[Data records]
---+---

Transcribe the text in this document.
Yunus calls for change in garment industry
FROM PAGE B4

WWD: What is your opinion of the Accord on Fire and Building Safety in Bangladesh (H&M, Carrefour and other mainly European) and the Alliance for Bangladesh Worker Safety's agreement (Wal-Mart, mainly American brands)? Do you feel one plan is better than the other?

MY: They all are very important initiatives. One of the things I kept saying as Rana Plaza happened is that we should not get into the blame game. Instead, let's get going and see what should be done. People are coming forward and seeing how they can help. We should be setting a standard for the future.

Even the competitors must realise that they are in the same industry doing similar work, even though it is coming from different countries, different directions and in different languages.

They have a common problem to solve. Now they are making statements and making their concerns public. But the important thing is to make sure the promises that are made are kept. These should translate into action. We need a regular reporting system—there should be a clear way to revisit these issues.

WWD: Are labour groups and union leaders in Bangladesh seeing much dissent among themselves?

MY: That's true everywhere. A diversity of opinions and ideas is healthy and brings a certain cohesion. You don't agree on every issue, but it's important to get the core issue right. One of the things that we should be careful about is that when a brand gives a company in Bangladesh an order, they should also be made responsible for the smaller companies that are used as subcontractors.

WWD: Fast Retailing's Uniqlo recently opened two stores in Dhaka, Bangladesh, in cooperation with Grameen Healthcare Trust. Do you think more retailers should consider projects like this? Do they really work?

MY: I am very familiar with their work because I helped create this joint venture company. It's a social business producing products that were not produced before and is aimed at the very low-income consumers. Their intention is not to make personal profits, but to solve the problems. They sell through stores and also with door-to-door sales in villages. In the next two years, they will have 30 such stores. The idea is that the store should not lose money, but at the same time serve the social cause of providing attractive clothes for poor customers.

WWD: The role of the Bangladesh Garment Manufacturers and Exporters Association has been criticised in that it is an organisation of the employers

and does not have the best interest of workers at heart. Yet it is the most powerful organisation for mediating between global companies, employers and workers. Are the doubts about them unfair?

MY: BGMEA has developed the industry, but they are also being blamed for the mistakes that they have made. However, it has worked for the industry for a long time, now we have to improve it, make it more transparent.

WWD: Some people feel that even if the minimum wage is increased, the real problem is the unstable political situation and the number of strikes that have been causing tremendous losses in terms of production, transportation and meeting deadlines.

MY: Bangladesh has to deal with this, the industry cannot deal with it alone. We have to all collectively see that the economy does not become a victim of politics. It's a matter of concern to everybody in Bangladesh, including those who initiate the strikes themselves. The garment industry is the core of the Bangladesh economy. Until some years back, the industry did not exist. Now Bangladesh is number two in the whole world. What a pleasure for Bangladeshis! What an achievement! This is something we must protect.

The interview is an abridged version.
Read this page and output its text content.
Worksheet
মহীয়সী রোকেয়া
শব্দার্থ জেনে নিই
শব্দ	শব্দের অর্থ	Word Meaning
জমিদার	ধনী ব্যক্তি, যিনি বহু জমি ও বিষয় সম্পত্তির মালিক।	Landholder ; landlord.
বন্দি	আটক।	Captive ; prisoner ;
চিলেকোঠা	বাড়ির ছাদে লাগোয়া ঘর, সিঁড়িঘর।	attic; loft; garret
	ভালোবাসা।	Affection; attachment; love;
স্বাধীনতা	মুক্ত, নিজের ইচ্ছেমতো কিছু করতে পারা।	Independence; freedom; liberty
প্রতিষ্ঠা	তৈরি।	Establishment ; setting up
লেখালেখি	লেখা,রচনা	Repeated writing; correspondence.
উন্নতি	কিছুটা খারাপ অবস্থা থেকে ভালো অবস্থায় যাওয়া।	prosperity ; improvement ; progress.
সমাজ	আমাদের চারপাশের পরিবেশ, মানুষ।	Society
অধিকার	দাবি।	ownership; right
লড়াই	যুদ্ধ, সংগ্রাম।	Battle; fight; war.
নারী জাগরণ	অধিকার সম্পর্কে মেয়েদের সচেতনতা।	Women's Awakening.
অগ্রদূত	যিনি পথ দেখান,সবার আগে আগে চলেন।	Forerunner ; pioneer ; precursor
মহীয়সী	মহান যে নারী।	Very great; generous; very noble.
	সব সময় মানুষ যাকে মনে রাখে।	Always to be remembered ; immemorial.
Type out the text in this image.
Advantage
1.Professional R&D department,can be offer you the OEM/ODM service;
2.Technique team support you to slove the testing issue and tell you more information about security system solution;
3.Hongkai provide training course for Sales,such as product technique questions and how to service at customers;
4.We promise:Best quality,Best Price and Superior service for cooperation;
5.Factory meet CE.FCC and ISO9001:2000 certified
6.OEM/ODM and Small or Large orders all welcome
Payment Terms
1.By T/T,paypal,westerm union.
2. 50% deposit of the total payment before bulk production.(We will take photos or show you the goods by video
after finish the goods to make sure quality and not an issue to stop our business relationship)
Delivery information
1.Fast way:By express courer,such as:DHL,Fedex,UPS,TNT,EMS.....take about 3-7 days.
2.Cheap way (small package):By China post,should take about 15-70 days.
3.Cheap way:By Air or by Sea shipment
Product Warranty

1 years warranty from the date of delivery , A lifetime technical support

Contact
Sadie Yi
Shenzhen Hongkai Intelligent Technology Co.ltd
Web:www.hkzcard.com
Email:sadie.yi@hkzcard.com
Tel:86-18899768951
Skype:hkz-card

---+---

▶ Prompt: Copy every line in the entries above that has the string "themselves" in it.

▶ The reply:
WWD: Are labour groups and union leaders in Bangladesh seeing much dissent among themselves?
MY: Bangladesh has to deal with this, the industry cannot deal with it alone. We have to all collectively see that the economy does not become a victim of politics. It's a matter of concern to everybody in Bangladesh, including those who initiate the strikes themselves. The garment industry is the core of the Bangladesh economy. Until some years back, the industry did not exist. Now Bangladesh is number two in the whole world. What a pleasure for Bangladeshis! What an achievement! This is something we must protect.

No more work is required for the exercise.